WHAT TO PRODUCE - Every record must be repeated exactly; omit any pictures they contain.

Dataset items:
— Begin —
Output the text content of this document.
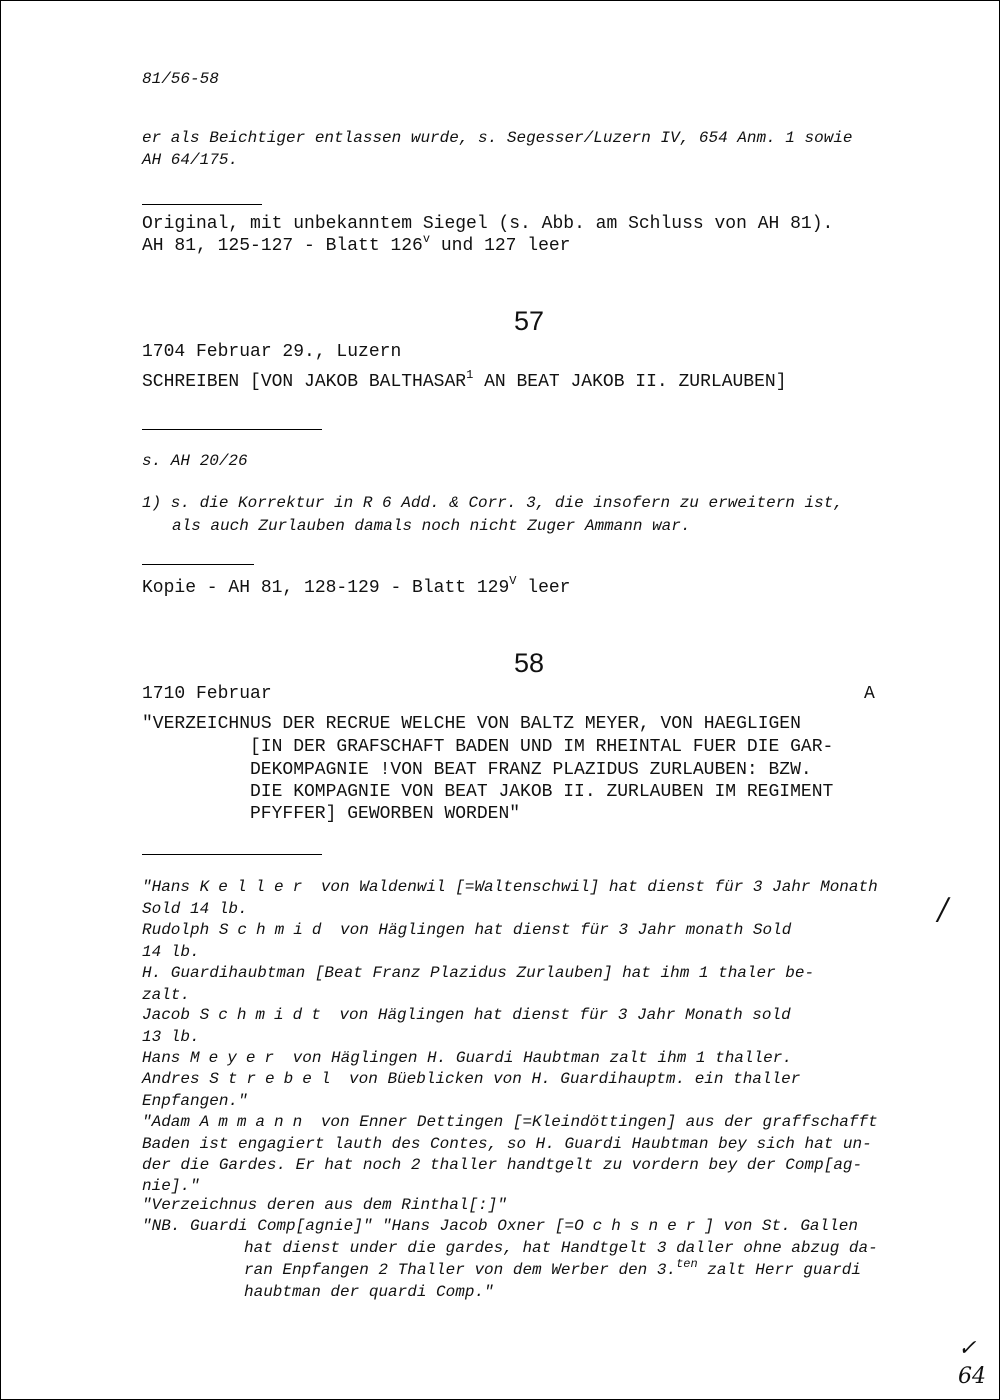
81/56-58
er als Beichtiger entlassen wurde, s. Segesser/Luzern IV, 654 Anm. 1 sowie
AH 64/175.
Original, mit unbekanntem Siegel (s. Abb. am Schluss von AH 81).
AH 81, 125-127 - Blatt 126$^v$ und 127 leer
57
1704 Februar 29., Luzern
SCHREIBEN [VON JAKOB BALTHASAR$^1$ AN BEAT JAKOB II. ZURLAUBEN]
s. AH 20/26
1) s. die Korrektur in R 6 Add. & Corr. 3, die insofern zu erweitern ist,
als auch Zurlauben damals noch nicht Zuger Ammann war.
Kopie - AH 81, 128-129 - Blatt $129^V$ leer
58
1710 Februar	A
"VERZEICHNUS DER RECRUE WELCHE VON BALTZ MEYER, VON HAEGLIGEN
[IN DER GRAFSCHAFT BADEN UND IM RHEINTAL FUER DIE GAR-
DEKOMPAGNIE !VON BEAT FRANZ PLAZIDUS ZURLAUBEN: BZW.
DIE KOMPAGNIE VON BEAT JAKOB II. ZURLAUBEN IM REGIMENT
PFYFFER] GEWORBEN WORDEN"
"Hans Keller von Waldenwil [=Waltenschwil] hat dienst für 3 Jahr Monath
Sold 14 lb.
Rudolph Schmid von Häglingen hat dienst für 3 Jahr monath Sold
14 lb.
H. Guardihaubtman [Beat Franz Plazidus Zurlauben] hat ihm 1 thaler be-
zalt.
Jacob Schmidt von Häglingen hat dienst für 3 Jahr Monath sold
13 lb.
Hans Meyer von Häglingen H. Guardi Haubtman zalt ihm 1 thaller.
Andres Strebel von Büeblicken von H. Guardihauptm. ein thaller
Enpfangen."
"Adam Ammann von Enner Dettingen [=Kleindöttingen] aus der graffschafft
Baden ist engagiert lauth des Contes, so H. Guardi Haubtman bey sich hat un-
der die Gardes. Er hat noch 2 thaller handtgelt zu vordern bey der Comp[ag-
nie]."
"Verzeichnus deren aus dem Rinthal[:]"
"NB. Guardi Comp[agnie]" "Hans Jacob Oxner [=Ochsner] von St. Gallen
hat dienst under die gardes, hat Handtgelt 3 daller ohne abzug da-
ran Enpfangen 2 Thaller von dem Werber den 3.$^{ten}$ zalt Herr guardi
haubtman der quardi Comp."
/
✓
64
— End —
FULL OUTPUT -
Output the text content of this document.
81/56-58
er als Beichtiger entlassen wurde, s. Segesser/Luzern IV, 654 Anm. 1 sowie
AH 64/175.
Original, mit unbekanntem Siegel (s. Abb. am Schluss von AH 81).
AH 81, 125-127 - Blatt 126$^v$ und 127 leer
57
1704 Februar 29., Luzern
SCHREIBEN [VON JAKOB BALTHASAR$^1$ AN BEAT JAKOB II. ZURLAUBEN]
s. AH 20/26
1) s. die Korrektur in R 6 Add. & Corr. 3, die insofern zu erweitern ist,
als auch Zurlauben damals noch nicht Zuger Ammann war.
Kopie - AH 81, 128-129 - Blatt $129^V$ leer
58
1710 Februar	A
"VERZEICHNUS DER RECRUE WELCHE VON BALTZ MEYER, VON HAEGLIGEN
[IN DER GRAFSCHAFT BADEN UND IM RHEINTAL FUER DIE GAR-
DEKOMPAGNIE !VON BEAT FRANZ PLAZIDUS ZURLAUBEN: BZW.
DIE KOMPAGNIE VON BEAT JAKOB II. ZURLAUBEN IM REGIMENT
PFYFFER] GEWORBEN WORDEN"
"Hans Keller von Waldenwil [=Waltenschwil] hat dienst für 3 Jahr Monath
Sold 14 lb.
Rudolph Schmid von Häglingen hat dienst für 3 Jahr monath Sold
14 lb.
H. Guardihaubtman [Beat Franz Plazidus Zurlauben] hat ihm 1 thaler be-
zalt.
Jacob Schmidt von Häglingen hat dienst für 3 Jahr Monath sold
13 lb.
Hans Meyer von Häglingen H. Guardi Haubtman zalt ihm 1 thaller.
Andres Strebel von Büeblicken von H. Guardihauptm. ein thaller
Enpfangen."
"Adam Ammann von Enner Dettingen [=Kleindöttingen] aus der graffschafft
Baden ist engagiert lauth des Contes, so H. Guardi Haubtman bey sich hat un-
der die Gardes. Er hat noch 2 thaller handtgelt zu vordern bey der Comp[ag-
nie]."
"Verzeichnus deren aus dem Rinthal[:]"
"NB. Guardi Comp[agnie]" "Hans Jacob Oxner [=Ochsner] von St. Gallen
hat dienst under die gardes, hat Handtgelt 3 daller ohne abzug da-
ran Enpfangen 2 Thaller von dem Werber den 3.$^{ten}$ zalt Herr guardi
haubtman der quardi Comp."
/
✓
64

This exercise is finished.